▶ [Task description]:
Please output the records below in full, exactly as given, but without the images.

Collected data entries
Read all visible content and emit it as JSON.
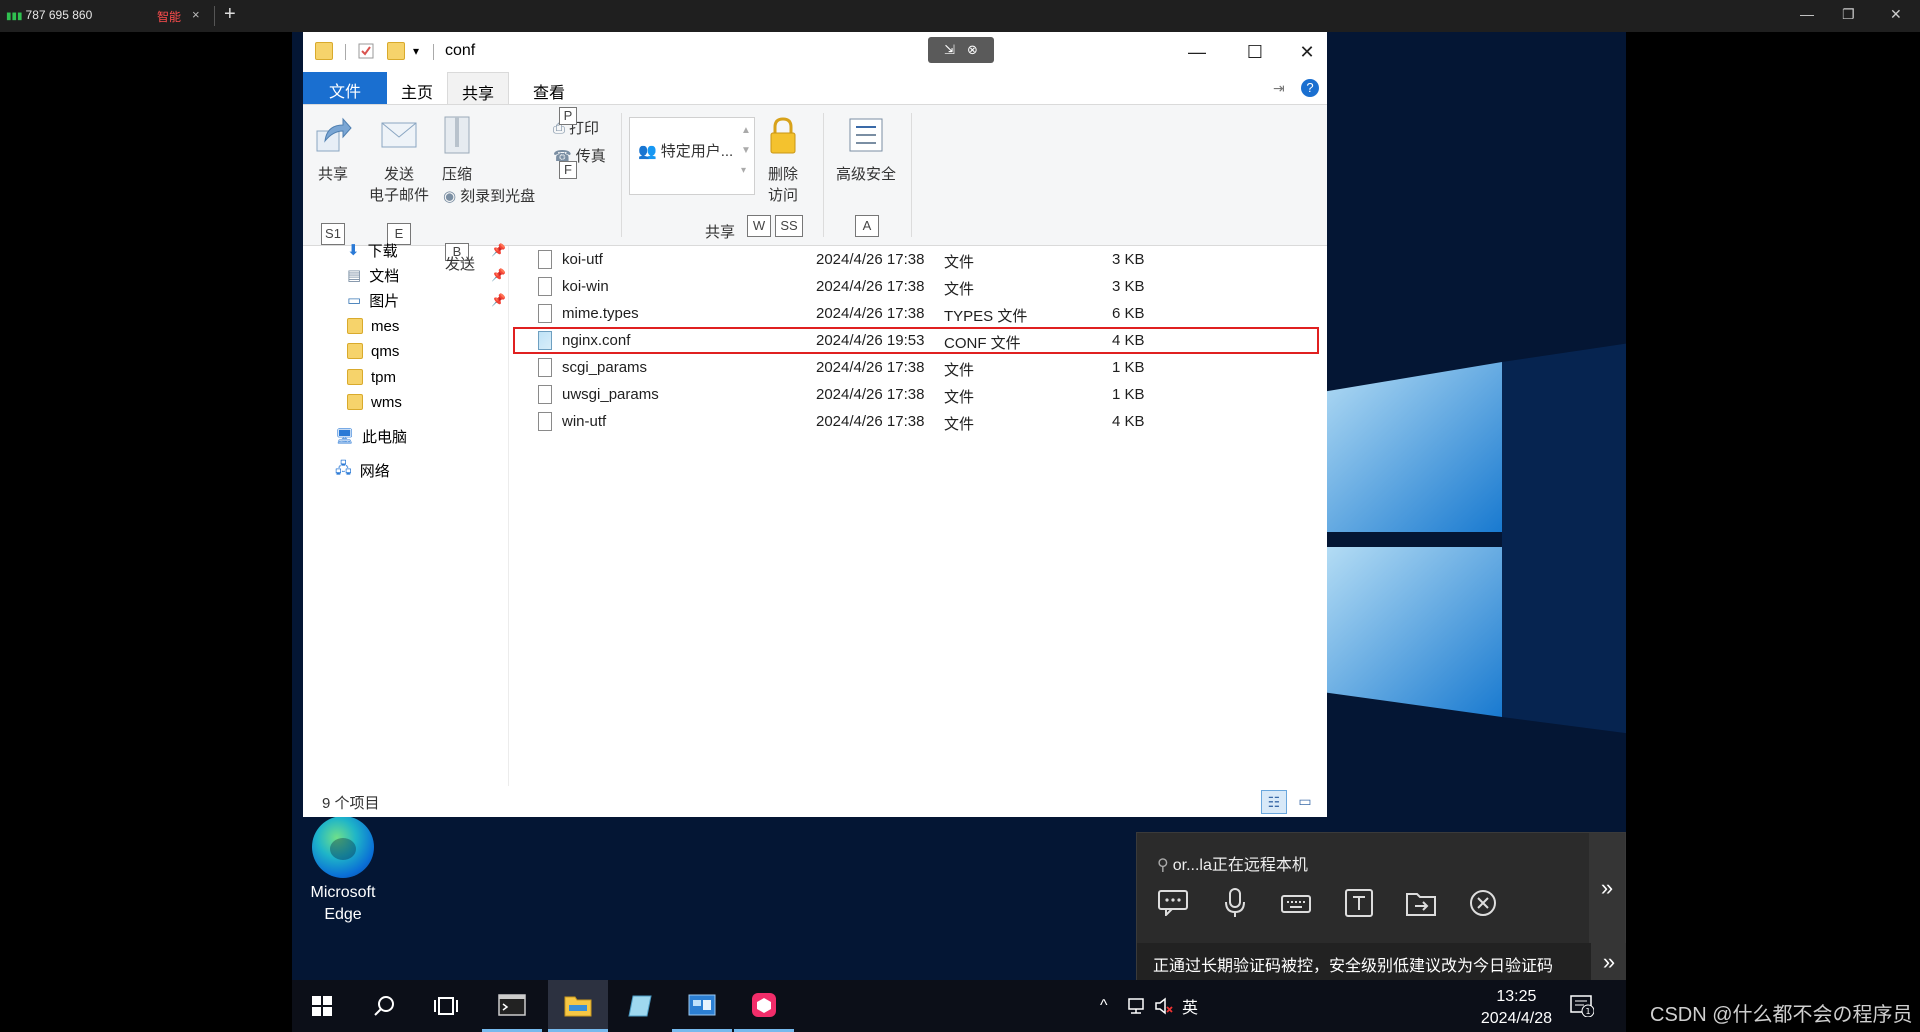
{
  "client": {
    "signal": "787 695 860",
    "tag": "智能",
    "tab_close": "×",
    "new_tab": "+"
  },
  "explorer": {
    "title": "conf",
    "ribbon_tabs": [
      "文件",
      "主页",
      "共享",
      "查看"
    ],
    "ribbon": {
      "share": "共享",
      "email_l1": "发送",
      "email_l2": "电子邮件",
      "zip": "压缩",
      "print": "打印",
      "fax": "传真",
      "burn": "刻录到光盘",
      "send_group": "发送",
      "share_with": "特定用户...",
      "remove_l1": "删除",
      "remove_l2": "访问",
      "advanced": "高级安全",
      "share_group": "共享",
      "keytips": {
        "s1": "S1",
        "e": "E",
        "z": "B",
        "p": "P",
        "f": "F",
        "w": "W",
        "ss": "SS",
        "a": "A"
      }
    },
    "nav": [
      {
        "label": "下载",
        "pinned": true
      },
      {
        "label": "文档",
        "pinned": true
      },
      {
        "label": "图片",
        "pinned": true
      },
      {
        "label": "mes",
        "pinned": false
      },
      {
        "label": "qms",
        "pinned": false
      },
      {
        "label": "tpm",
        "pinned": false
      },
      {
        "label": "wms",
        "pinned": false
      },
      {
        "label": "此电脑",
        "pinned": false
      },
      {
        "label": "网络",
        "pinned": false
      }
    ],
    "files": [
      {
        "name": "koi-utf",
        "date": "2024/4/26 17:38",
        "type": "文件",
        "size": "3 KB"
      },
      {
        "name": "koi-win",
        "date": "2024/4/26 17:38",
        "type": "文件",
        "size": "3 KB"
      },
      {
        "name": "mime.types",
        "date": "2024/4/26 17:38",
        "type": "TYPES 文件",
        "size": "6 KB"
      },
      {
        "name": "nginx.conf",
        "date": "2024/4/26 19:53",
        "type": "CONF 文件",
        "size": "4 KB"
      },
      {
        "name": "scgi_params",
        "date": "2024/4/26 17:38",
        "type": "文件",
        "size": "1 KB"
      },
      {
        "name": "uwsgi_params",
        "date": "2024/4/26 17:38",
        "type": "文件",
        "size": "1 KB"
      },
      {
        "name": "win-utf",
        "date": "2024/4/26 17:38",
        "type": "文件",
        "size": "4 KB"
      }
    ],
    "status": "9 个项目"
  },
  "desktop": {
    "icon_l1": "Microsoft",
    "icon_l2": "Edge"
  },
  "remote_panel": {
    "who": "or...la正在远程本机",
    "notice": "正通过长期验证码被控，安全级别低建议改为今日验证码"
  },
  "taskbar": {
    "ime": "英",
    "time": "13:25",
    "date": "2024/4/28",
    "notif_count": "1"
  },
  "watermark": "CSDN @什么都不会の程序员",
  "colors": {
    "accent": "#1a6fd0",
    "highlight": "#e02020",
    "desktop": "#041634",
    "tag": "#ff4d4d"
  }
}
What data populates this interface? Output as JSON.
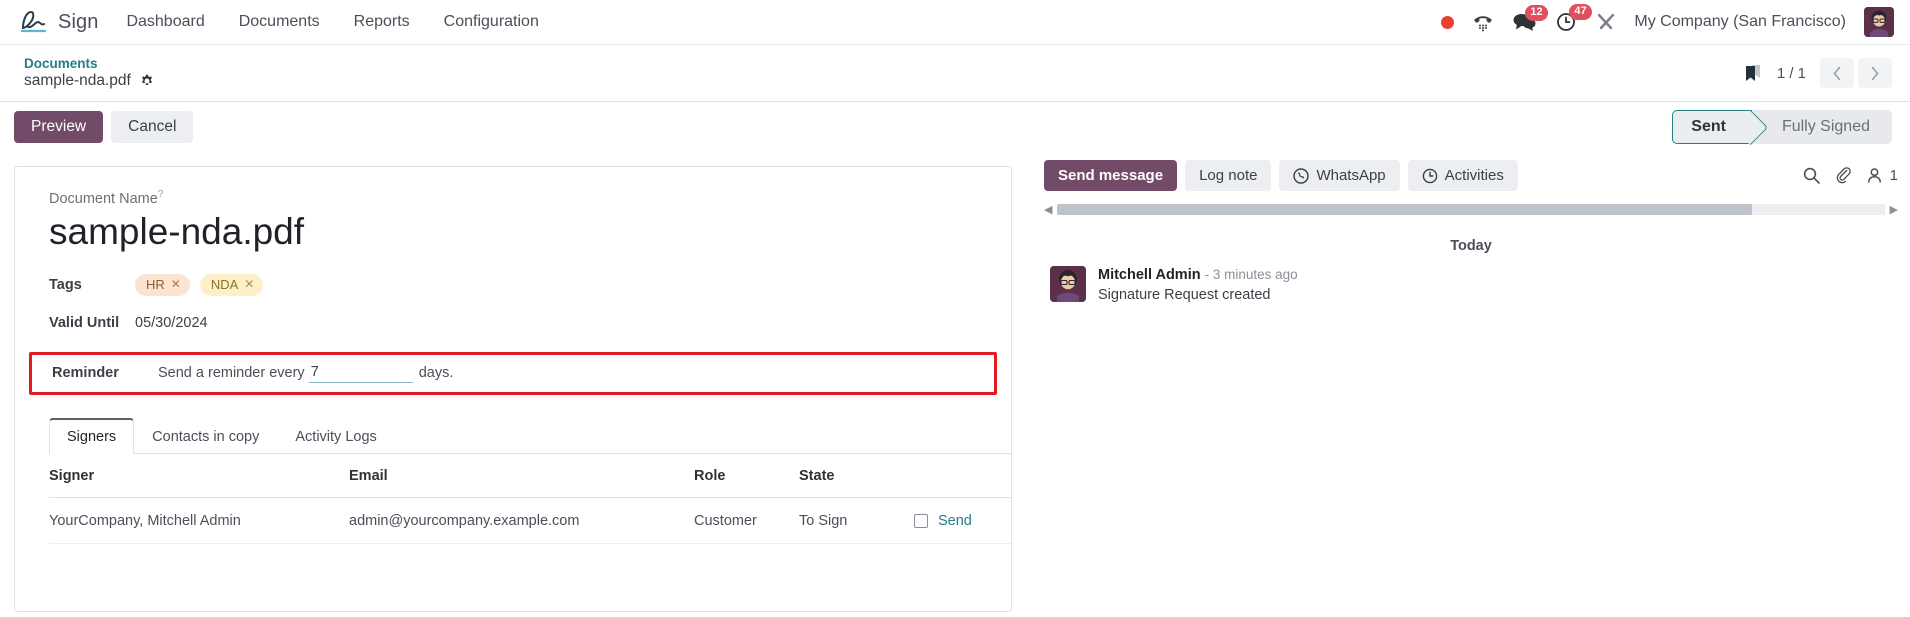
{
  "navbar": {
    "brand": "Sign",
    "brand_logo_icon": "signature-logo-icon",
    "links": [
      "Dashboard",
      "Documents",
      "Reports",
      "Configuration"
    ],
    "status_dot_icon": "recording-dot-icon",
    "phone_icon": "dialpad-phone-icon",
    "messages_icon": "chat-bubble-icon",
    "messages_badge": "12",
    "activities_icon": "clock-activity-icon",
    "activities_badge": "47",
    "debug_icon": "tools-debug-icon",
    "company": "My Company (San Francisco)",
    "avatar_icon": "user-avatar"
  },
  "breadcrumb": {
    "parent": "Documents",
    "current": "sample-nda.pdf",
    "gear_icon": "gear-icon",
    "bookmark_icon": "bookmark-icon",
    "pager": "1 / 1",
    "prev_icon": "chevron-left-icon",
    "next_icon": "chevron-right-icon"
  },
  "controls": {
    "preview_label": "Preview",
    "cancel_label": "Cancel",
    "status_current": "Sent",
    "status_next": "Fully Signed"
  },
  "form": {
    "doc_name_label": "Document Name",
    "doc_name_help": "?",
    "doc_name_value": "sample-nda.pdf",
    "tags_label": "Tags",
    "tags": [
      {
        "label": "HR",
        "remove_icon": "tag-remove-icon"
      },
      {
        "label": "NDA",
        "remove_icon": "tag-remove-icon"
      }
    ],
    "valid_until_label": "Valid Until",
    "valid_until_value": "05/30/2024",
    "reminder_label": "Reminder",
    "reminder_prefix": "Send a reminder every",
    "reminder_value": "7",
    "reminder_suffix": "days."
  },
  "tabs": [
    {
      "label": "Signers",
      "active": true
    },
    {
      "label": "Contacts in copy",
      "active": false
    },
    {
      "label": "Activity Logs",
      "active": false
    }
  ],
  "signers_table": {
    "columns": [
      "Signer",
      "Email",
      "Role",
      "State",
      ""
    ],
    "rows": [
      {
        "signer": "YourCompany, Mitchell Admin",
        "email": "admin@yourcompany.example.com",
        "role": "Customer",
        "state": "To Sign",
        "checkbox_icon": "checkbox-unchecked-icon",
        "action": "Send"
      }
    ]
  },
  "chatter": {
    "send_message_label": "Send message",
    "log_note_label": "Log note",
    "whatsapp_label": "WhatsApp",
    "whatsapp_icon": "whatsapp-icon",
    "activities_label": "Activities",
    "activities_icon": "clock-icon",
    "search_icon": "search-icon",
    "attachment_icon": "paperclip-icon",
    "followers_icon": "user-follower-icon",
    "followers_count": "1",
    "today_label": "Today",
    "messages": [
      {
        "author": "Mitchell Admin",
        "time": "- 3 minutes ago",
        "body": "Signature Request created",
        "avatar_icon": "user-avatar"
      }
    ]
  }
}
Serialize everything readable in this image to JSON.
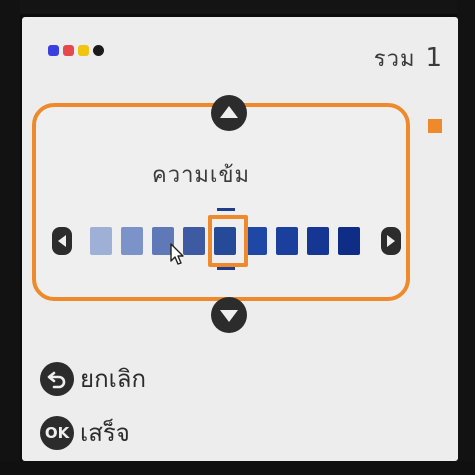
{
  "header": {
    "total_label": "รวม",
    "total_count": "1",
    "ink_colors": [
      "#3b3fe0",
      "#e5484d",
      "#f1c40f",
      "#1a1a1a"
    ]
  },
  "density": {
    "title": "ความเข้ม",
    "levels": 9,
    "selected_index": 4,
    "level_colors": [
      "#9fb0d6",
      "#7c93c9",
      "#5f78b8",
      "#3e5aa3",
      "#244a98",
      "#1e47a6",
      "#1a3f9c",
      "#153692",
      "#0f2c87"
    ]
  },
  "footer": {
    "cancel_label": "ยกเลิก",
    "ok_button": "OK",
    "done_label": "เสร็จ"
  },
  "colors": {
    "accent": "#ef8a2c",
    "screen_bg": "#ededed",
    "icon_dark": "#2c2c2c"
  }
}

▶ [Solution to this problem]:
Read all visible content and emit it as JSON.
{
  "client": {
    "signal": "787 695 860",
    "tag": "智能",
    "tab_close": "×",
    "new_tab": "+"
  },
  "explorer": {
    "title": "conf",
    "ribbon_tabs": [
      "文件",
      "主页",
      "共享",
      "查看"
    ],
    "ribbon": {
      "share": "共享",
      "email_l1": "发送",
      "email_l2": "电子邮件",
      "zip": "压缩",
      "print": "打印",
      "fax": "传真",
      "burn": "刻录到光盘",
      "send_group": "发送",
      "share_with": "特定用户...",
      "remove_l1": "删除",
      "remove_l2": "访问",
      "advanced": "高级安全",
      "share_group": "共享",
      "keytips": {
        "s1": "S1",
        "e": "E",
        "z": "B",
        "p": "P",
        "f": "F",
        "w": "W",
        "ss": "SS",
        "a": "A"
      }
    },
    "nav": [
      {
        "label": "下载",
        "pinned": true
      },
      {
        "label": "文档",
        "pinned": true
      },
      {
        "label": "图片",
        "pinned": true
      },
      {
        "label": "mes",
        "pinned": false
      },
      {
        "label": "qms",
        "pinned": false
      },
      {
        "label": "tpm",
        "pinned": false
      },
      {
        "label": "wms",
        "pinned": false
      },
      {
        "label": "此电脑",
        "pinned": false
      },
      {
        "label": "网络",
        "pinned": false
      }
    ],
    "files": [
      {
        "name": "koi-utf",
        "date": "2024/4/26 17:38",
        "type": "文件",
        "size": "3 KB"
      },
      {
        "name": "koi-win",
        "date": "2024/4/26 17:38",
        "type": "文件",
        "size": "3 KB"
      },
      {
        "name": "mime.types",
        "date": "2024/4/26 17:38",
        "type": "TYPES 文件",
        "size": "6 KB"
      },
      {
        "name": "nginx.conf",
        "date": "2024/4/26 19:53",
        "type": "CONF 文件",
        "size": "4 KB"
      },
      {
        "name": "scgi_params",
        "date": "2024/4/26 17:38",
        "type": "文件",
        "size": "1 KB"
      },
      {
        "name": "uwsgi_params",
        "date": "2024/4/26 17:38",
        "type": "文件",
        "size": "1 KB"
      },
      {
        "name": "win-utf",
        "date": "2024/4/26 17:38",
        "type": "文件",
        "size": "4 KB"
      }
    ],
    "status": "9 个项目"
  },
  "desktop": {
    "icon_l1": "Microsoft",
    "icon_l2": "Edge"
  },
  "remote_panel": {
    "who": "or...la正在远程本机",
    "notice": "正通过长期验证码被控，安全级别低建议改为今日验证码"
  },
  "taskbar": {
    "ime": "英",
    "time": "13:25",
    "date": "2024/4/28",
    "notif_count": "1"
  },
  "watermark": "CSDN @什么都不会の程序员",
  "colors": {
    "accent": "#1a6fd0",
    "highlight": "#e02020",
    "desktop": "#041634",
    "tag": "#ff4d4d"
  }
}
What data populates this interface? Output as JSON.
{
  "navbar": {
    "brand": "Sign",
    "brand_logo_icon": "signature-logo-icon",
    "links": [
      "Dashboard",
      "Documents",
      "Reports",
      "Configuration"
    ],
    "status_dot_icon": "recording-dot-icon",
    "phone_icon": "dialpad-phone-icon",
    "messages_icon": "chat-bubble-icon",
    "messages_badge": "12",
    "activities_icon": "clock-activity-icon",
    "activities_badge": "47",
    "debug_icon": "tools-debug-icon",
    "company": "My Company (San Francisco)",
    "avatar_icon": "user-avatar"
  },
  "breadcrumb": {
    "parent": "Documents",
    "current": "sample-nda.pdf",
    "gear_icon": "gear-icon",
    "bookmark_icon": "bookmark-icon",
    "pager": "1 / 1",
    "prev_icon": "chevron-left-icon",
    "next_icon": "chevron-right-icon"
  },
  "controls": {
    "preview_label": "Preview",
    "cancel_label": "Cancel",
    "status_current": "Sent",
    "status_next": "Fully Signed"
  },
  "form": {
    "doc_name_label": "Document Name",
    "doc_name_help": "?",
    "doc_name_value": "sample-nda.pdf",
    "tags_label": "Tags",
    "tags": [
      {
        "label": "HR",
        "remove_icon": "tag-remove-icon"
      },
      {
        "label": "NDA",
        "remove_icon": "tag-remove-icon"
      }
    ],
    "valid_until_label": "Valid Until",
    "valid_until_value": "05/30/2024",
    "reminder_label": "Reminder",
    "reminder_prefix": "Send a reminder every",
    "reminder_value": "7",
    "reminder_suffix": "days."
  },
  "tabs": [
    {
      "label": "Signers",
      "active": true
    },
    {
      "label": "Contacts in copy",
      "active": false
    },
    {
      "label": "Activity Logs",
      "active": false
    }
  ],
  "signers_table": {
    "columns": [
      "Signer",
      "Email",
      "Role",
      "State",
      ""
    ],
    "rows": [
      {
        "signer": "YourCompany, Mitchell Admin",
        "email": "admin@yourcompany.example.com",
        "role": "Customer",
        "state": "To Sign",
        "checkbox_icon": "checkbox-unchecked-icon",
        "action": "Send"
      }
    ]
  },
  "chatter": {
    "send_message_label": "Send message",
    "log_note_label": "Log note",
    "whatsapp_label": "WhatsApp",
    "whatsapp_icon": "whatsapp-icon",
    "activities_label": "Activities",
    "activities_icon": "clock-icon",
    "search_icon": "search-icon",
    "attachment_icon": "paperclip-icon",
    "followers_icon": "user-follower-icon",
    "followers_count": "1",
    "today_label": "Today",
    "messages": [
      {
        "author": "Mitchell Admin",
        "time": "- 3 minutes ago",
        "body": "Signature Request created",
        "avatar_icon": "user-avatar"
      }
    ]
  }
}
Serialize everything readable in this image to JSON.
{
  "header": {
    "total_label": "รวม",
    "total_count": "1",
    "ink_colors": [
      "#3b3fe0",
      "#e5484d",
      "#f1c40f",
      "#1a1a1a"
    ]
  },
  "density": {
    "title": "ความเข้ม",
    "levels": 9,
    "selected_index": 4,
    "level_colors": [
      "#9fb0d6",
      "#7c93c9",
      "#5f78b8",
      "#3e5aa3",
      "#244a98",
      "#1e47a6",
      "#1a3f9c",
      "#153692",
      "#0f2c87"
    ]
  },
  "footer": {
    "cancel_label": "ยกเลิก",
    "ok_button": "OK",
    "done_label": "เสร็จ"
  },
  "colors": {
    "accent": "#ef8a2c",
    "screen_bg": "#ededed",
    "icon_dark": "#2c2c2c"
  }
}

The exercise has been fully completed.